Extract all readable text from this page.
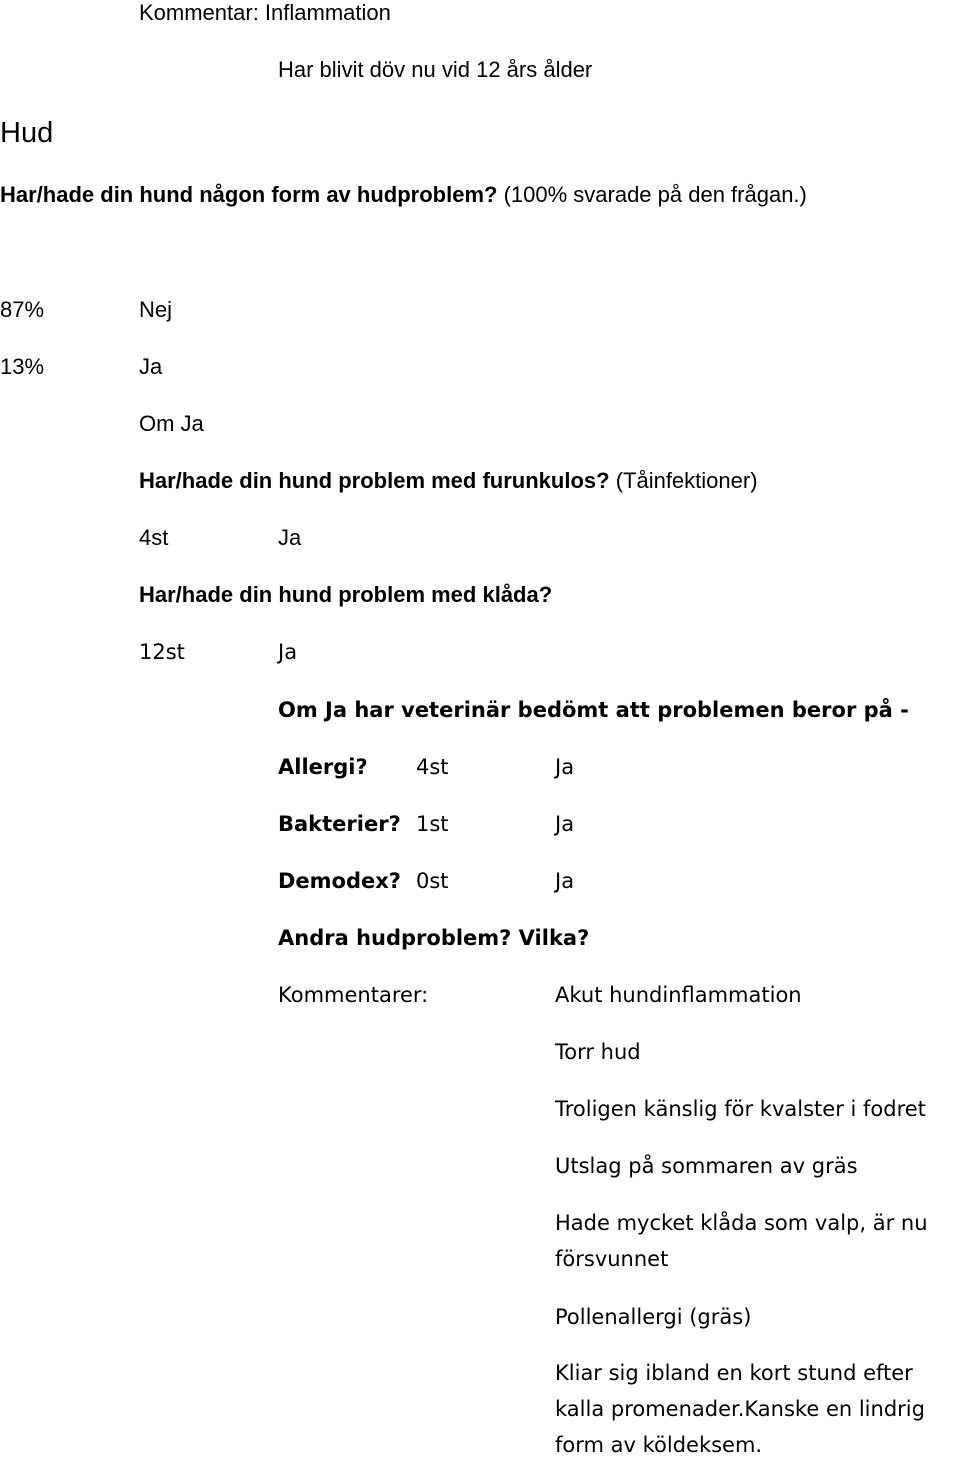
Kommentar: Inflammation
Har blivit döv nu vid 12 års ålder
Hud
Har/hade din hund någon form av hudproblem? (100% svarade på den frågan.)
87%	Nej
13%	Ja
Om Ja
Har/hade din hund problem med furunkulos? (Tåinfektioner)
4st	Ja
Har/hade din hund problem med klåda?
12st	Ja
Om Ja har veterinär bedömt att problemen beror på -
Allergi? 4st	Ja
Bakterier? 1st	Ja
Demodex? 0st	Ja
Andra hudproblem? Vilka?
Kommentarer:	Akut hundinflammation
Torr hud
Troligen känslig för kvalster i fodret
Utslag på sommaren av gräs
Hade mycket klåda som valp, är nu försvunnet
Pollenallergi (gräs)
Kliar sig ibland en kort stund efter kalla promenader.Kanske en lindrig form av köldeksem.
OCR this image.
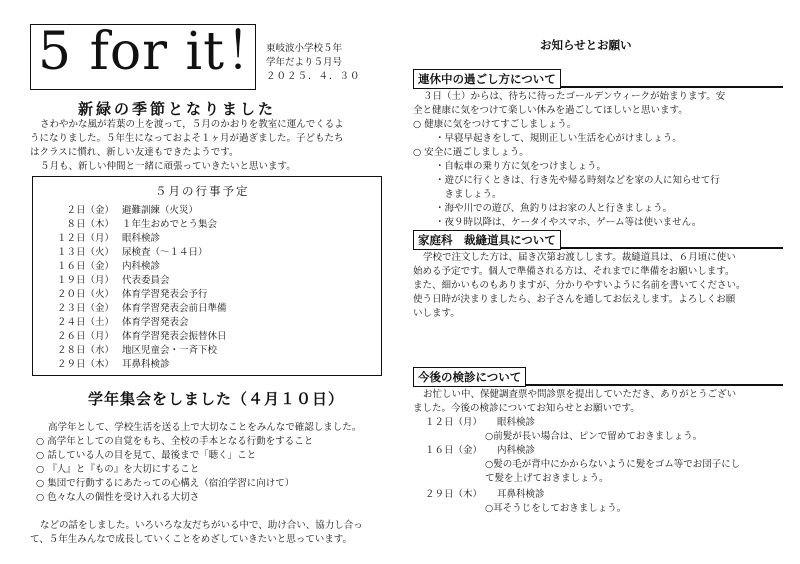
5 for it！
東岐波小学校５年
学年だより５月号
２０２５．４．３０
新緑の季節となりました
さわやかな風が若葉の上を渡って，５月のかおりを教室に運んでくるよ
うになりました。５年生になっておよそ１ヶ月が過ぎました。子どもたち
はクラスに慣れ、新しい友達もできたようです。
５月も、新しい仲間と一緒に頑張っていきたいと思います。
５月の行事予定
２日（金） 避難訓練（火災）
８日（木） １年生おめでとう集会
１２日（月） 眼科検診
１３日（火） 尿検査（～１４日）
１６日（金） 内科検診
１９日（月） 代表委員会
２０日（火） 体育学習発表会予行
２３日（金） 体育学習発表会前日準備
２４日（土） 体育学習発表会
２６日（月） 体育学習発表会振替休日
２８日（水） 地区児童会・一斉下校
２９日（木） 耳鼻科検診
学年集会をしました（４月１０日）
高学年として、学校生活を送る上で大切なことをみんなで確認しました。
○ 高学年としての自覚をもち、全校の手本となる行動をすること
○ 話している人の目を見て、最後まで「聴く」こと
○ 『人』と『もの』を大切にすること
○ 集団で行動するにあたっての心構え（宿泊学習に向けて）
○ 色々な人の個性を受け入れる大切さ
などの話をしました。いろいろな友だちがいる中で、助け合い、協力し合っ
て、５年生みんなで成長していくことをめざしていきたいと思っています。
お知らせとお願い
連休中の過ごし方について
３日（土）からは、待ちに待ったゴールデンウィークが始まります。安
全と健康に気をつけて楽しい休みを過ごしてほしいと思います。
○ 健康に気をつけてすごしましょう。
・早寝早起きをして、規則正しい生活を心がけましょう。
○ 安全に過ごしましょう。
・自転車の乗り方に気をつけましょう。
・遊びに行くときは、行き先や帰る時刻などを家の人に知らせて行
　きましょう。
・海や川での遊び、魚釣りはお家の人と行きましょう。
・夜９時以降は、ケータイやスマホ、ゲーム等は使いません。
家庭科　裁縫道具について
学校で注文した方は、届き次第お渡しします。裁縫道具は、６月頃に使い
始める予定です。個人で準備される方は、それまでに準備をお願いします。
また、細かいものもありますが、分かりやすいように名前を書いてください。
使う日時が決まりましたら、お子さんを通してお伝えします。よろしくお願
いします。
今後の検診について
お忙しい中、保健調査票や問診票を提出していただき、ありがとうござい
ました。今後の検診についてお知らせとお願いです。
１２日（月） 眼科検診
○前髪が長い場合は、ピンで留めておきましょう。
１６日（金） 内科検診
○髪の毛が背中にかからないように髪をゴム等でお団子にし
て髪を上げておきましょう。
２９日（木） 耳鼻科検診
○耳そうじをしておきましょう。
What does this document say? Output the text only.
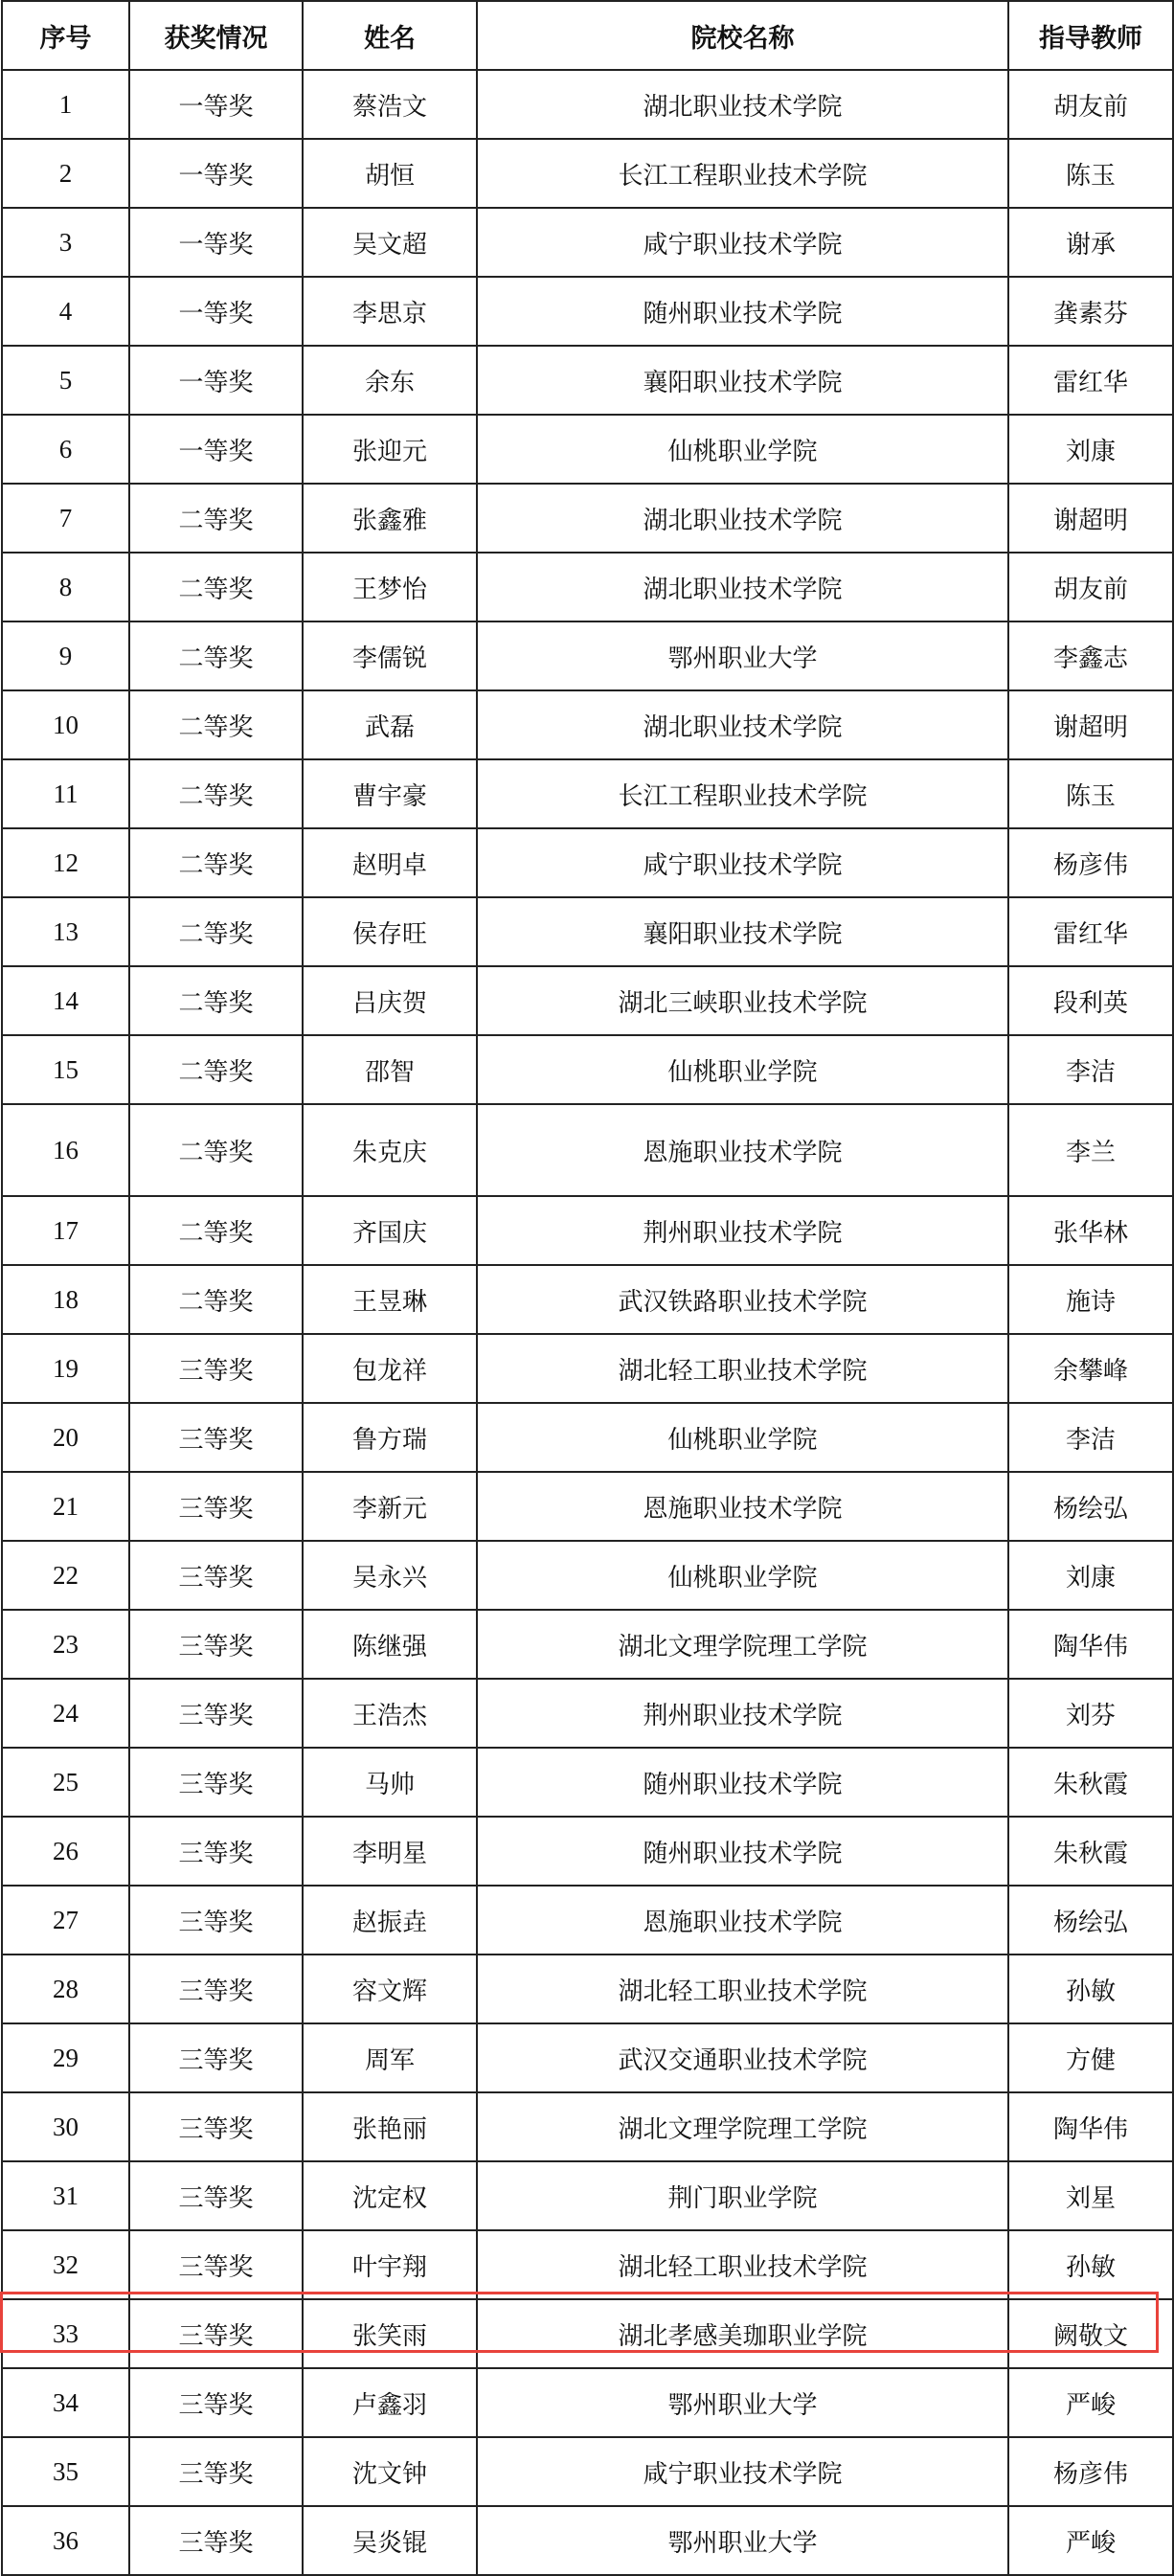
序号	获奖情况	姓名	院校名称	指导教师
1	一等奖	蔡浩文	湖北职业技术学院	胡友前
2	一等奖	胡恒	长江工程职业技术学院	陈玉
3	一等奖	吴文超	咸宁职业技术学院	谢承
4	一等奖	李思京	随州职业技术学院	龚素芬
5	一等奖	余东	襄阳职业技术学院	雷红华
6	一等奖	张迎元	仙桃职业学院	刘康
7	二等奖	张鑫雅	湖北职业技术学院	谢超明
8	二等奖	王梦怡	湖北职业技术学院	胡友前
9	二等奖	李儒锐	鄂州职业大学	李鑫志
10	二等奖	武磊	湖北职业技术学院	谢超明
11	二等奖	曹宇豪	长江工程职业技术学院	陈玉
12	二等奖	赵明卓	咸宁职业技术学院	杨彦伟
13	二等奖	侯存旺	襄阳职业技术学院	雷红华
14	二等奖	吕庆贺	湖北三峡职业技术学院	段利英
15	二等奖	邵智	仙桃职业学院	李洁
16	二等奖	朱克庆	恩施职业技术学院	李兰
17	二等奖	齐国庆	荆州职业技术学院	张华林
18	二等奖	王昱琳	武汉铁路职业技术学院	施诗
19	三等奖	包龙祥	湖北轻工职业技术学院	余攀峰
20	三等奖	鲁方瑞	仙桃职业学院	李洁
21	三等奖	李新元	恩施职业技术学院	杨绘弘
22	三等奖	吴永兴	仙桃职业学院	刘康
23	三等奖	陈继强	湖北文理学院理工学院	陶华伟
24	三等奖	王浩杰	荆州职业技术学院	刘芬
25	三等奖	马帅	随州职业技术学院	朱秋霞
26	三等奖	李明星	随州职业技术学院	朱秋霞
27	三等奖	赵振垚	恩施职业技术学院	杨绘弘
28	三等奖	容文辉	湖北轻工职业技术学院	孙敏
29	三等奖	周军	武汉交通职业技术学院	方健
30	三等奖	张艳丽	湖北文理学院理工学院	陶华伟
31	三等奖	沈定权	荆门职业学院	刘星
32	三等奖	叶宇翔	湖北轻工职业技术学院	孙敏
33	三等奖	张笑雨	湖北孝感美珈职业学院	阙敬文
34	三等奖	卢鑫羽	鄂州职业大学	严峻
35	三等奖	沈文钟	咸宁职业技术学院	杨彦伟
36	三等奖	吴炎锟	鄂州职业大学	严峻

> Problem to solve: Repeat the entries exactly and keep the pictures out of the copy.

> Task solution:
Extract all readable text from this page.
Kommentar: Inflammation
Har blivit döv nu vid 12 års ålder
Hud
Har/hade din hund någon form av hudproblem? (100% svarade på den frågan.)
87%	Nej
13%	Ja
Om Ja
Har/hade din hund problem med furunkulos? (Tåinfektioner)
4st	Ja
Har/hade din hund problem med klåda?
12st	Ja
Om Ja har veterinär bedömt att problemen beror på -
Allergi? 4st	Ja
Bakterier? 1st	Ja
Demodex? 0st	Ja
Andra hudproblem? Vilka?
Kommentarer:	Akut hundinflammation
Torr hud
Troligen känslig för kvalster i fodret
Utslag på sommaren av gräs
Hade mycket klåda som valp, är nu försvunnet
Pollenallergi (gräs)
Kliar sig ibland en kort stund efter kalla promenader.Kanske en lindrig form av köldeksem.
OCR this image.
5 for it！
東岐波小学校５年
学年だより５月号
２０２５．４．３０
新緑の季節となりました
さわやかな風が若葉の上を渡って，５月のかおりを教室に運んでくるよ
うになりました。５年生になっておよそ１ヶ月が過ぎました。子どもたち
はクラスに慣れ、新しい友達もできたようです。
５月も、新しい仲間と一緒に頑張っていきたいと思います。
５月の行事予定
２日（金） 避難訓練（火災）
８日（木） １年生おめでとう集会
１２日（月） 眼科検診
１３日（火） 尿検査（～１４日）
１６日（金） 内科検診
１９日（月） 代表委員会
２０日（火） 体育学習発表会予行
２３日（金） 体育学習発表会前日準備
２４日（土） 体育学習発表会
２６日（月） 体育学習発表会振替休日
２８日（水） 地区児童会・一斉下校
２９日（木） 耳鼻科検診
学年集会をしました（４月１０日）
高学年として、学校生活を送る上で大切なことをみんなで確認しました。
○ 高学年としての自覚をもち、全校の手本となる行動をすること
○ 話している人の目を見て、最後まで「聴く」こと
○ 『人』と『もの』を大切にすること
○ 集団で行動するにあたっての心構え（宿泊学習に向けて）
○ 色々な人の個性を受け入れる大切さ
などの話をしました。いろいろな友だちがいる中で、助け合い、協力し合っ
て、５年生みんなで成長していくことをめざしていきたいと思っています。
お知らせとお願い
連休中の過ごし方について
３日（土）からは、待ちに待ったゴールデンウィークが始まります。安
全と健康に気をつけて楽しい休みを過ごしてほしいと思います。
○ 健康に気をつけてすごしましょう。
・早寝早起きをして、規則正しい生活を心がけましょう。
○ 安全に過ごしましょう。
・自転車の乗り方に気をつけましょう。
・遊びに行くときは、行き先や帰る時刻などを家の人に知らせて行
　きましょう。
・海や川での遊び、魚釣りはお家の人と行きましょう。
・夜９時以降は、ケータイやスマホ、ゲーム等は使いません。
家庭科　裁縫道具について
学校で注文した方は、届き次第お渡しします。裁縫道具は、６月頃に使い
始める予定です。個人で準備される方は、それまでに準備をお願いします。
また、細かいものもありますが、分かりやすいように名前を書いてください。
使う日時が決まりましたら、お子さんを通してお伝えします。よろしくお願
いします。
今後の検診について
お忙しい中、保健調査票や問診票を提出していただき、ありがとうござい
ました。今後の検診についてお知らせとお願いです。
１２日（月） 眼科検診
○前髪が長い場合は、ピンで留めておきましょう。
１６日（金） 内科検診
○髪の毛が背中にかからないように髪をゴム等でお団子にし
て髪を上げておきましょう。
２９日（木） 耳鼻科検診
○耳そうじをしておきましょう。
What does this document say? Output the text only.
序号	获奖情况	姓名	院校名称	指导教师
1	一等奖	蔡浩文	湖北职业技术学院	胡友前
2	一等奖	胡恒	长江工程职业技术学院	陈玉
3	一等奖	吴文超	咸宁职业技术学院	谢承
4	一等奖	李思京	随州职业技术学院	龚素芬
5	一等奖	余东	襄阳职业技术学院	雷红华
6	一等奖	张迎元	仙桃职业学院	刘康
7	二等奖	张鑫雅	湖北职业技术学院	谢超明
8	二等奖	王梦怡	湖北职业技术学院	胡友前
9	二等奖	李儒锐	鄂州职业大学	李鑫志
10	二等奖	武磊	湖北职业技术学院	谢超明
11	二等奖	曹宇豪	长江工程职业技术学院	陈玉
12	二等奖	赵明卓	咸宁职业技术学院	杨彦伟
13	二等奖	侯存旺	襄阳职业技术学院	雷红华
14	二等奖	吕庆贺	湖北三峡职业技术学院	段利英
15	二等奖	邵智	仙桃职业学院	李洁
16	二等奖	朱克庆	恩施职业技术学院	李兰
17	二等奖	齐国庆	荆州职业技术学院	张华林
18	二等奖	王昱琳	武汉铁路职业技术学院	施诗
19	三等奖	包龙祥	湖北轻工职业技术学院	余攀峰
20	三等奖	鲁方瑞	仙桃职业学院	李洁
21	三等奖	李新元	恩施职业技术学院	杨绘弘
22	三等奖	吴永兴	仙桃职业学院	刘康
23	三等奖	陈继强	湖北文理学院理工学院	陶华伟
24	三等奖	王浩杰	荆州职业技术学院	刘芬
25	三等奖	马帅	随州职业技术学院	朱秋霞
26	三等奖	李明星	随州职业技术学院	朱秋霞
27	三等奖	赵振垚	恩施职业技术学院	杨绘弘
28	三等奖	容文辉	湖北轻工职业技术学院	孙敏
29	三等奖	周军	武汉交通职业技术学院	方健
30	三等奖	张艳丽	湖北文理学院理工学院	陶华伟
31	三等奖	沈定权	荆门职业学院	刘星
32	三等奖	叶宇翔	湖北轻工职业技术学院	孙敏
33	三等奖	张笑雨	湖北孝感美珈职业学院	阙敬文
34	三等奖	卢鑫羽	鄂州职业大学	严峻
35	三等奖	沈文钟	咸宁职业技术学院	杨彦伟
36	三等奖	吴炎锟	鄂州职业大学	严峻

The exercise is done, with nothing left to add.